■ **What is needed**: Every line must be returned precisely as it is written.
--- begin Listing ---
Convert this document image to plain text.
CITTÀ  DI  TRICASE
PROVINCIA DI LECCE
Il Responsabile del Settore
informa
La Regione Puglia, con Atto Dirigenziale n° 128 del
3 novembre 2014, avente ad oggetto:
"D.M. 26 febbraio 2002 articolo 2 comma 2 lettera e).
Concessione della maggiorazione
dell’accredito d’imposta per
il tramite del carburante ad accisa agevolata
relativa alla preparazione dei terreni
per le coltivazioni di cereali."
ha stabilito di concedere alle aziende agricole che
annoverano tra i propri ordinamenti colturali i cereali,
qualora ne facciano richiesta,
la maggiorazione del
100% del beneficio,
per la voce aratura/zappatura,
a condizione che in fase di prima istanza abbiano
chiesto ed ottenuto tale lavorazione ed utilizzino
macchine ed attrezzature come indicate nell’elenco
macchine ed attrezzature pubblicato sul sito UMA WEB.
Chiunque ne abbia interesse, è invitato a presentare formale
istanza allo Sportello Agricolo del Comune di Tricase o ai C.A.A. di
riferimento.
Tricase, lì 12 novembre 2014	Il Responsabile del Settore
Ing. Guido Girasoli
--- end Listing ---
■ **Output of the exercise**:
Convert this document image to plain text.
CITTÀ  DI  TRICASE
PROVINCIA DI LECCE
Il Responsabile del Settore
informa
La Regione Puglia, con Atto Dirigenziale n° 128 del
3 novembre 2014, avente ad oggetto:
"D.M. 26 febbraio 2002 articolo 2 comma 2 lettera e).
Concessione della maggiorazione
dell’accredito d’imposta per
il tramite del carburante ad accisa agevolata
relativa alla preparazione dei terreni
per le coltivazioni di cereali."
ha stabilito di concedere alle aziende agricole che
annoverano tra i propri ordinamenti colturali i cereali,
qualora ne facciano richiesta,
la maggiorazione del
100% del beneficio,
per la voce aratura/zappatura,
a condizione che in fase di prima istanza abbiano
chiesto ed ottenuto tale lavorazione ed utilizzino
macchine ed attrezzature come indicate nell’elenco
macchine ed attrezzature pubblicato sul sito UMA WEB.
Chiunque ne abbia interesse, è invitato a presentare formale
istanza allo Sportello Agricolo del Comune di Tricase o ai C.A.A. di
riferimento.
Tricase, lì 12 novembre 2014	Il Responsabile del Settore
Ing. Guido Girasoli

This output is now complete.